*Direction*
Filter the entries, keeping every line with the word "find".

*The data*

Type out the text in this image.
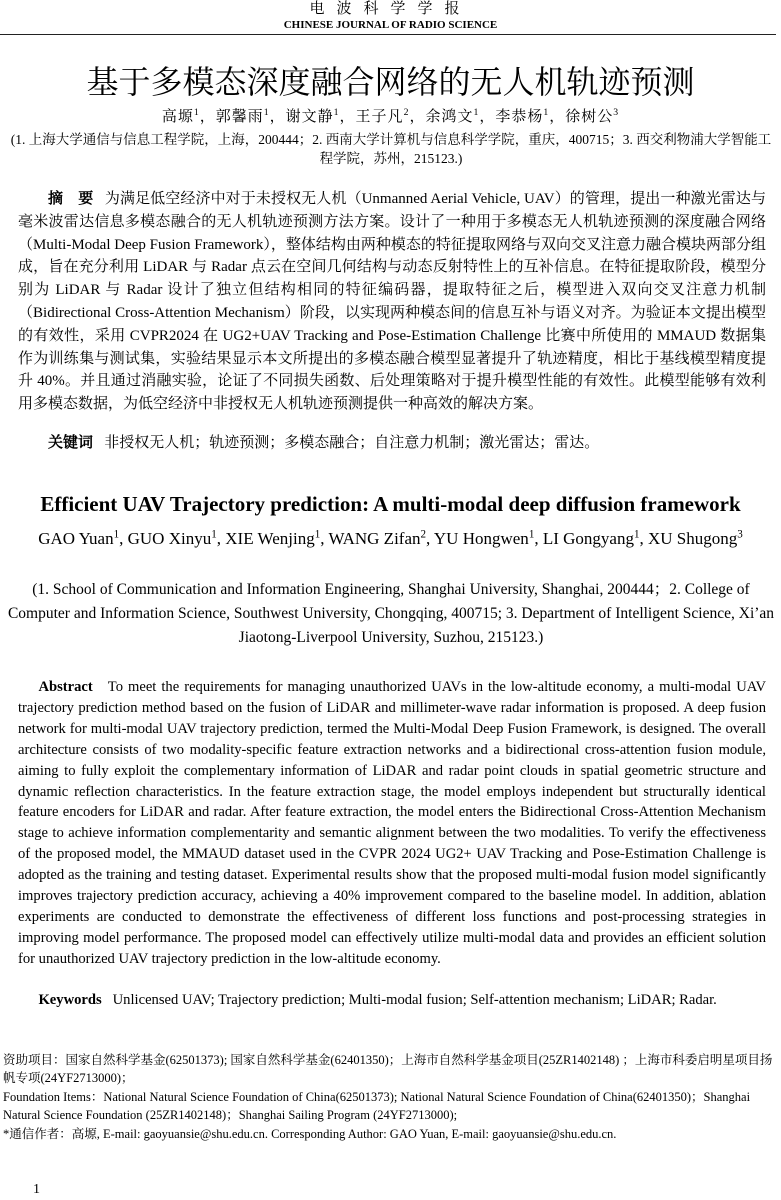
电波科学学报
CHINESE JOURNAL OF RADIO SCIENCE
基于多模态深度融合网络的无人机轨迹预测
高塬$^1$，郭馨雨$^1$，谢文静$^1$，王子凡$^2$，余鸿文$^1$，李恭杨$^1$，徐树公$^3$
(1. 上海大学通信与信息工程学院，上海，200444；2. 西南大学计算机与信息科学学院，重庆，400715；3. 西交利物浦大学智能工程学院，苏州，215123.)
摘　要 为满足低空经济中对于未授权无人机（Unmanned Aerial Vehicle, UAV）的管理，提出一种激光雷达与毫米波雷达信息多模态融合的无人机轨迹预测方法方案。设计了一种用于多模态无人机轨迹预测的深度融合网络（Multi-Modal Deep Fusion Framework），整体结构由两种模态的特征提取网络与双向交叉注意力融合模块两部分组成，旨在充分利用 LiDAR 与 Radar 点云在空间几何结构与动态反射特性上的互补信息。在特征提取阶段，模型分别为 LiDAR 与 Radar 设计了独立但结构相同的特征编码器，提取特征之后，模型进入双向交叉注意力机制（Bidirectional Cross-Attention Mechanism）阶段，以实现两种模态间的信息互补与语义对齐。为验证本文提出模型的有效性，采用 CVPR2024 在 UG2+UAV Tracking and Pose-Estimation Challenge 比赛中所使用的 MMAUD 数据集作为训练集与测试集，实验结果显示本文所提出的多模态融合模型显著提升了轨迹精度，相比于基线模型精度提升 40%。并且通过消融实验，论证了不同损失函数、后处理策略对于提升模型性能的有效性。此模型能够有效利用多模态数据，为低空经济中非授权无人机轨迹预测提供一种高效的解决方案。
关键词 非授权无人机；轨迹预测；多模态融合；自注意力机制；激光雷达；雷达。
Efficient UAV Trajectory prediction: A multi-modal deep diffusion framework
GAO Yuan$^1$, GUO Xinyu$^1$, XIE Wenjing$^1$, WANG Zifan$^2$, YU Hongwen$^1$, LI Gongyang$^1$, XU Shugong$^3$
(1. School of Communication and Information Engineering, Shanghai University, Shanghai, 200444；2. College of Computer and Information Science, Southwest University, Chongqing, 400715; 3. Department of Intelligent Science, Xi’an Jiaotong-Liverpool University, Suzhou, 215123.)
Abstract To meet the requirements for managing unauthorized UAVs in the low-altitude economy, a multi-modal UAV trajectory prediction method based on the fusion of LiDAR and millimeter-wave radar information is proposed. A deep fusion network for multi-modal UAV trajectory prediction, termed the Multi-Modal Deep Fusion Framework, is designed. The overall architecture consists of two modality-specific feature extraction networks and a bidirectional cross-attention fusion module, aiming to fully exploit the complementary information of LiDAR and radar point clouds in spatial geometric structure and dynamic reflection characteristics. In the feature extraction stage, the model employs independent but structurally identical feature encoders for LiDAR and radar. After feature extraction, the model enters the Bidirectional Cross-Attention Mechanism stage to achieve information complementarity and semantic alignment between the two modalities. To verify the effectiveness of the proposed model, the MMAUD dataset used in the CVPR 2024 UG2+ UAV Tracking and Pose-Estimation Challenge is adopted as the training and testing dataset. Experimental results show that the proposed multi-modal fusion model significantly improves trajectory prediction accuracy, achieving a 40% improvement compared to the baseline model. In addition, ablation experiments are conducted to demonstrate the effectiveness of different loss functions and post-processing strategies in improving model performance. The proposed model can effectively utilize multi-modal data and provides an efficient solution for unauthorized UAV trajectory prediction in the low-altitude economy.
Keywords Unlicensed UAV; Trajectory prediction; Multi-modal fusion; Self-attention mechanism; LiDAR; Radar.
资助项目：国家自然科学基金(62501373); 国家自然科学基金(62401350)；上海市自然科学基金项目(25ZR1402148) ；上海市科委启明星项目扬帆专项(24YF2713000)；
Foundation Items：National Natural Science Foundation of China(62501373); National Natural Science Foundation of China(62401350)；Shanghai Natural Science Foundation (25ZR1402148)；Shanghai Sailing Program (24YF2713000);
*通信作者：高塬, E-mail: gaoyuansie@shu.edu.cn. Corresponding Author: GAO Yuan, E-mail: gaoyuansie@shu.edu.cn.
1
---
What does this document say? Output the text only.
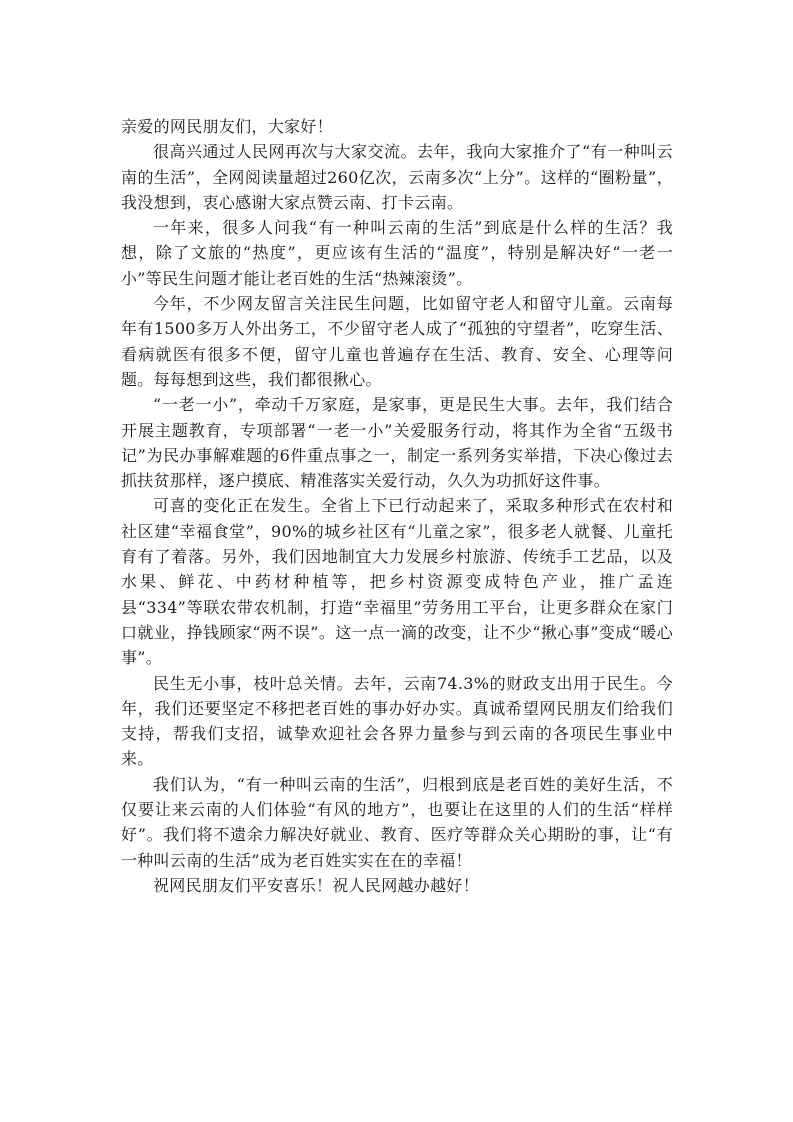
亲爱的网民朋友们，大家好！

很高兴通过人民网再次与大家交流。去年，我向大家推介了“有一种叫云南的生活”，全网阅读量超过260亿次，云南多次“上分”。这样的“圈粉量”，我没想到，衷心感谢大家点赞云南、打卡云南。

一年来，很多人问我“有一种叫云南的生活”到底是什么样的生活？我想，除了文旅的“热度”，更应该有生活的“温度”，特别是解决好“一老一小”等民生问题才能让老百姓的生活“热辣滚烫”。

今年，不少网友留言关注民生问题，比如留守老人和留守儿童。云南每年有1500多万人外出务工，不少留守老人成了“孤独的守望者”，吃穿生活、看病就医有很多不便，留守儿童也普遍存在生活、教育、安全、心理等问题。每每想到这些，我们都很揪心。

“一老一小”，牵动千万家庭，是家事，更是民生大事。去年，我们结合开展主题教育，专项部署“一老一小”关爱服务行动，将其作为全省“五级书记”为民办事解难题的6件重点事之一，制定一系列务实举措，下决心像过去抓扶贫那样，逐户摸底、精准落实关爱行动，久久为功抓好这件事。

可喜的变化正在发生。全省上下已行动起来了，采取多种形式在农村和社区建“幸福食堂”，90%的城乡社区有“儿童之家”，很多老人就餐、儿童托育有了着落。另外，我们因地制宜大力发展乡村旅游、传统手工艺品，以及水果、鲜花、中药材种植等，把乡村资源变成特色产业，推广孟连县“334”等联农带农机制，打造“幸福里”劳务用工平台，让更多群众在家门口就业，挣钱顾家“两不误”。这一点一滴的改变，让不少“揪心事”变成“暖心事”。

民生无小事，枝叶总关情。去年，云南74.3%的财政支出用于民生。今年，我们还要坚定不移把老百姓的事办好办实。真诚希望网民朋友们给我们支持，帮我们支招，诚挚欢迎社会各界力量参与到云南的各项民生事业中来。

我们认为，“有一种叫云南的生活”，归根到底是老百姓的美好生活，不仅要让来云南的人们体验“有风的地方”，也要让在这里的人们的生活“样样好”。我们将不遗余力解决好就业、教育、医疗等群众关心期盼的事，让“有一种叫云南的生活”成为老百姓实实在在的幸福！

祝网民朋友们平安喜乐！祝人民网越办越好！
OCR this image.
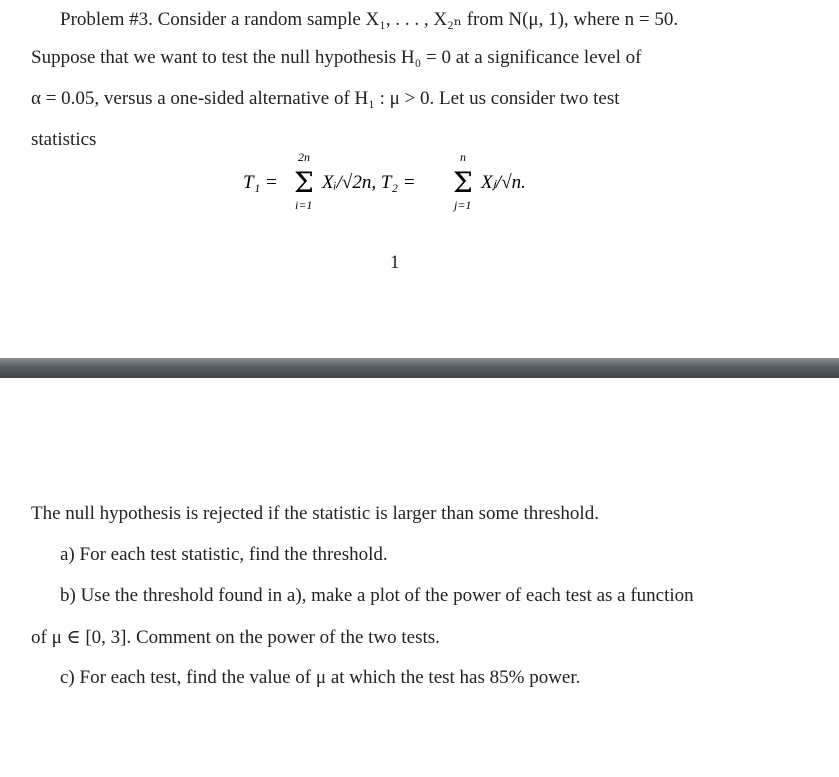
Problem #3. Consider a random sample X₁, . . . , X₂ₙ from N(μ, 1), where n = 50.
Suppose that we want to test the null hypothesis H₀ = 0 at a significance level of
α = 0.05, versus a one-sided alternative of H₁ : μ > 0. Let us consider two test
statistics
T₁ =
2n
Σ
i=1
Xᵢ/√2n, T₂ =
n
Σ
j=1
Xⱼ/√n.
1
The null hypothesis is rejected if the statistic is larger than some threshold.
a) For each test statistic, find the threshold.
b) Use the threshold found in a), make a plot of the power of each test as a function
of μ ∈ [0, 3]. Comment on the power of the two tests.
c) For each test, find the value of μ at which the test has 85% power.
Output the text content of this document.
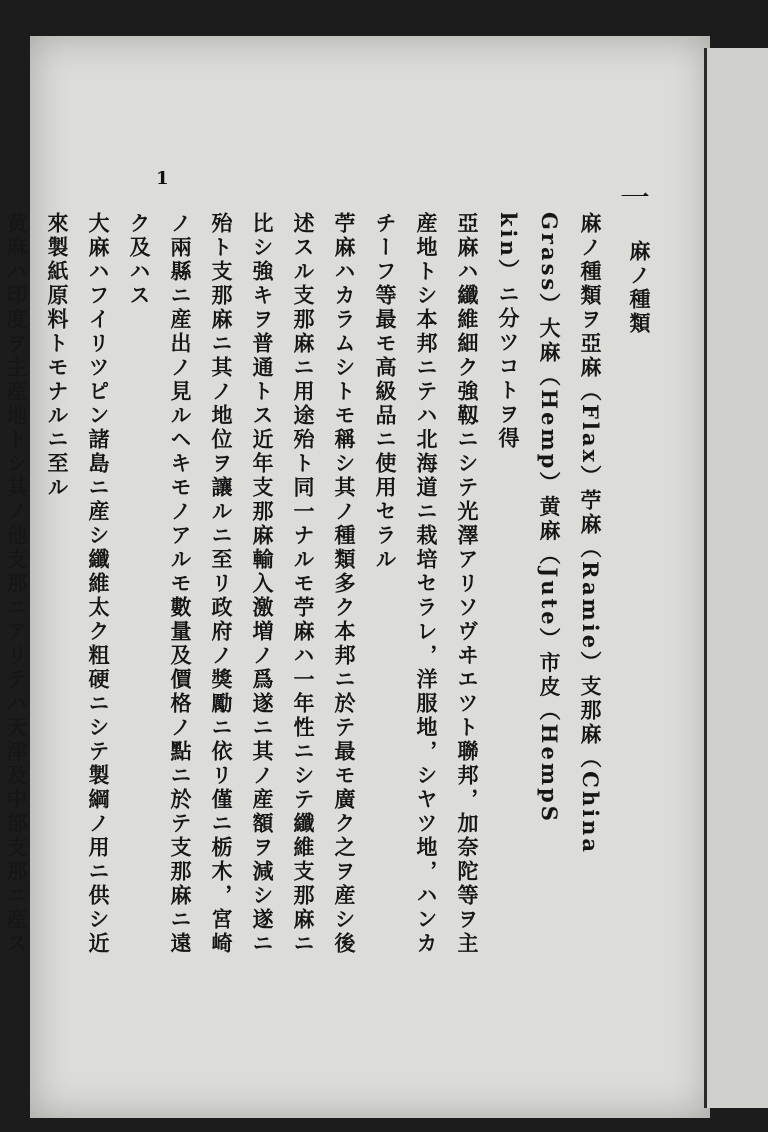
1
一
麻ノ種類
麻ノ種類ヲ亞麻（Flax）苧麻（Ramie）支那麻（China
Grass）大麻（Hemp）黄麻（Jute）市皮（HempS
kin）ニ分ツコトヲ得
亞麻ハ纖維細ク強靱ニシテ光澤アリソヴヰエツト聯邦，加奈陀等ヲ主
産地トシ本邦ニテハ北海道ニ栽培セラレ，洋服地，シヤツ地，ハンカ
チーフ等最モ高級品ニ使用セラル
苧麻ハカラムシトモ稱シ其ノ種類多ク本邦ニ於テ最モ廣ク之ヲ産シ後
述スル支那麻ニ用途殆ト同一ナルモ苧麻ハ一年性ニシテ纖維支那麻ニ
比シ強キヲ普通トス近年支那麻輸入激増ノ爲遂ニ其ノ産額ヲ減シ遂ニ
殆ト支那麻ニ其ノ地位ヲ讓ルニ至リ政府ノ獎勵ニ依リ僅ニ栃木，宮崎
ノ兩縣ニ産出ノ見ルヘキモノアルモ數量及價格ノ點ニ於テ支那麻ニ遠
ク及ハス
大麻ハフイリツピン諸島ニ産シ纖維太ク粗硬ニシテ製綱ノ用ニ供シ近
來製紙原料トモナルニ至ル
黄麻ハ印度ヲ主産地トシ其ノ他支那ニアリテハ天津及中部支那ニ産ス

*Finished task*
a) For each test statistic, find the threshold.
c) For each test, find the value of μ at which the test has 85% power.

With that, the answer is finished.